--- START OF ENTRIES SUPPLIED ---

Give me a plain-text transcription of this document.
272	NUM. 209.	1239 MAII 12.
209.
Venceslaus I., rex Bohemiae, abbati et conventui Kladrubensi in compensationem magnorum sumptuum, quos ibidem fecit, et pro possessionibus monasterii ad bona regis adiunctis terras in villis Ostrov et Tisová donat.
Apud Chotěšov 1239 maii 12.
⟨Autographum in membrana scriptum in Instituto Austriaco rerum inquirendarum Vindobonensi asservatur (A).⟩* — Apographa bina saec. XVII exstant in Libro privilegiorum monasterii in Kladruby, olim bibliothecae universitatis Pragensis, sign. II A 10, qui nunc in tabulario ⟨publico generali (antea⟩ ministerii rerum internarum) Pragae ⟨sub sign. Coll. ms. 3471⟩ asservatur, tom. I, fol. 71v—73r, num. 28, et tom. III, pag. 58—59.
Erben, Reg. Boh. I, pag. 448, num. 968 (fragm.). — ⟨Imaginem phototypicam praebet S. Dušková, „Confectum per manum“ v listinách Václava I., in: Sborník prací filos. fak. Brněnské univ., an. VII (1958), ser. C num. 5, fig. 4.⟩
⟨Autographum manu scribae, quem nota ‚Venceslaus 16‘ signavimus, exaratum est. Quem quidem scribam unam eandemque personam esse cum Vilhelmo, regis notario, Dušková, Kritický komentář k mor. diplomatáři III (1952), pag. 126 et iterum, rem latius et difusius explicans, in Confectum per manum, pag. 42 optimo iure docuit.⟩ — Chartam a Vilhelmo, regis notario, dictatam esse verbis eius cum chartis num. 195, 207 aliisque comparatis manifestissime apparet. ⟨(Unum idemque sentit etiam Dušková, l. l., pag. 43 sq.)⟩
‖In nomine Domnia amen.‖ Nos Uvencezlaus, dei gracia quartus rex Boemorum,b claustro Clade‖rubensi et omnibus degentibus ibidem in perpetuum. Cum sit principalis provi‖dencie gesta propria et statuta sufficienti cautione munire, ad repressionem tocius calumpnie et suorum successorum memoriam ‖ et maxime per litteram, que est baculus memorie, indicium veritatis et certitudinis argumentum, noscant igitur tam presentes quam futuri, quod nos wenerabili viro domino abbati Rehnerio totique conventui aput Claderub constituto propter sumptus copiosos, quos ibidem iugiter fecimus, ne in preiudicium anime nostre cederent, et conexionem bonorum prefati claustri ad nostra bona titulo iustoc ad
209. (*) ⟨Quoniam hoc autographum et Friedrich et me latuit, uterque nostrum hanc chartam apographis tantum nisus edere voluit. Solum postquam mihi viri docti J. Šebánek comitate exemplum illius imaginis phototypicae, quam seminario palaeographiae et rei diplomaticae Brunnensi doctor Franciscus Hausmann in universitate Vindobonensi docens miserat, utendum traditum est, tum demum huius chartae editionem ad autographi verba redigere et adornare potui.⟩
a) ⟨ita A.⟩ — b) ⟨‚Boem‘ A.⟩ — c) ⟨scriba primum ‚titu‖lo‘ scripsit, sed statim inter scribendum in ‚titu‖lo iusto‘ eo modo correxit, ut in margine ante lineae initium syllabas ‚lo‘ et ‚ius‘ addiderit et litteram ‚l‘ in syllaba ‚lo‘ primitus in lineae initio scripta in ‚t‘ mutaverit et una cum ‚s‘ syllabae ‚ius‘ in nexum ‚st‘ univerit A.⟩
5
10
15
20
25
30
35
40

--- END OF ENTRIES SUPPLIED ---

▸ **WORK REQUIRED**:
Pull out each line of the records holding the string "Venceslaus".

▸ **EXPECTED ANSWER**:
Venceslaus I., rex Bohemiae, abbati et conventui Kladrubensi in compensationem magnorum sumptuum, quos ibidem fecit, et pro possessionibus monasterii ad bona regis adiunctis terras in villis Ostrov et Tisová donat.
⟨Autographum manu scribae, quem nota ‚Venceslaus 16‘ signavimus, exaratum est. Quem quidem scribam unam eandemque personam esse cum Vilhelmo, regis notario, Dušková, Kritický komentář k mor. diplomatáři III (1952), pag. 126 et iterum, rem latius et difusius explicans, in Confectum per manum, pag. 42 optimo iure docuit.⟩ — Chartam a Vilhelmo, regis notario, dictatam esse verbis eius cum chartis num. 195, 207 aliisque comparatis manifestissime apparet. ⟨(Unum idemque sentit etiam Dušková, l. l., pag. 43 sq.)⟩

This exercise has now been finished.